[BEGIN THE INPUT]
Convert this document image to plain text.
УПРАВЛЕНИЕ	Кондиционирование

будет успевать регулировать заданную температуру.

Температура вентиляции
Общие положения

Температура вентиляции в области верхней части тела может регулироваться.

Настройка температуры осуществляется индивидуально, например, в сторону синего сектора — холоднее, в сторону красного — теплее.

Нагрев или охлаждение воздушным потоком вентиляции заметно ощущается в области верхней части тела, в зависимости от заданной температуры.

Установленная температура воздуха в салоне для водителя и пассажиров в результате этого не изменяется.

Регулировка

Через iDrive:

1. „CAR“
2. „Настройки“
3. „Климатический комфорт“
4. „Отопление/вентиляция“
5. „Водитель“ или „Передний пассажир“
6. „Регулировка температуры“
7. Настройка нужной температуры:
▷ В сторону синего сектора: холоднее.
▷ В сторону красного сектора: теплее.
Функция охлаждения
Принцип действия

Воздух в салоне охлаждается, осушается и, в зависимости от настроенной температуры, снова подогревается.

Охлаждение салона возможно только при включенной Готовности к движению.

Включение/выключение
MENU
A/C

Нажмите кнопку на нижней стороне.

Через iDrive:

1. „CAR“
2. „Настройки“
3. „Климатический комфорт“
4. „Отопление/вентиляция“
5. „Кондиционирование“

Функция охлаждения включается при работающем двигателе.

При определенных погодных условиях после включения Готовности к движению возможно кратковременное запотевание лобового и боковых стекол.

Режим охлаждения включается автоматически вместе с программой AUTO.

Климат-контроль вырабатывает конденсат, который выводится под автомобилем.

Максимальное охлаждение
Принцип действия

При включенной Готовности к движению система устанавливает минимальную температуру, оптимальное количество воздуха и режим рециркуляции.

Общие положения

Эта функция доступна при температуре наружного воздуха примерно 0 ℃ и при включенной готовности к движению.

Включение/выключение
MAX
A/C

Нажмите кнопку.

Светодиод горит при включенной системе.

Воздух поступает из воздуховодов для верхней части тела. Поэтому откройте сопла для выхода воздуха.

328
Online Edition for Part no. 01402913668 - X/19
[END THE INPUT]
## WRITTEN TASK
Extract all the entries word for word.

## ANSWER FOR THE TASK
Convert this document image to plain text.
УПРАВЛЕНИЕ	Кондиционирование

будет успевать регулировать заданную температуру.

Температура вентиляции
Общие положения

Температура вентиляции в области верхней части тела может регулироваться.

Настройка температуры осуществляется индивидуально, например, в сторону синего сектора — холоднее, в сторону красного — теплее.

Нагрев или охлаждение воздушным потоком вентиляции заметно ощущается в области верхней части тела, в зависимости от заданной температуры.

Установленная температура воздуха в салоне для водителя и пассажиров в результате этого не изменяется.

Регулировка

Через iDrive:

1. „CAR“
2. „Настройки“
3. „Климатический комфорт“
4. „Отопление/вентиляция“
5. „Водитель“ или „Передний пассажир“
6. „Регулировка температуры“
7. Настройка нужной температуры:
▷ В сторону синего сектора: холоднее.
▷ В сторону красного сектора: теплее.
Функция охлаждения
Принцип действия

Воздух в салоне охлаждается, осушается и, в зависимости от настроенной температуры, снова подогревается.

Охлаждение салона возможно только при включенной Готовности к движению.

Включение/выключение
MENU
A/C

Нажмите кнопку на нижней стороне.

Через iDrive:

1. „CAR“
2. „Настройки“
3. „Климатический комфорт“
4. „Отопление/вентиляция“
5. „Кондиционирование“

Функция охлаждения включается при работающем двигателе.

При определенных погодных условиях после включения Готовности к движению возможно кратковременное запотевание лобового и боковых стекол.

Режим охлаждения включается автоматически вместе с программой AUTO.

Климат-контроль вырабатывает конденсат, который выводится под автомобилем.

Максимальное охлаждение
Принцип действия

При включенной Готовности к движению система устанавливает минимальную температуру, оптимальное количество воздуха и режим рециркуляции.

Общие положения

Эта функция доступна при температуре наружного воздуха примерно 0 ℃ и при включенной готовности к движению.

Включение/выключение
MAX
A/C

Нажмите кнопку.

Светодиод горит при включенной системе.

Воздух поступает из воздуховодов для верхней части тела. Поэтому откройте сопла для выхода воздуха.

328
Online Edition for Part no. 01402913668 - X/19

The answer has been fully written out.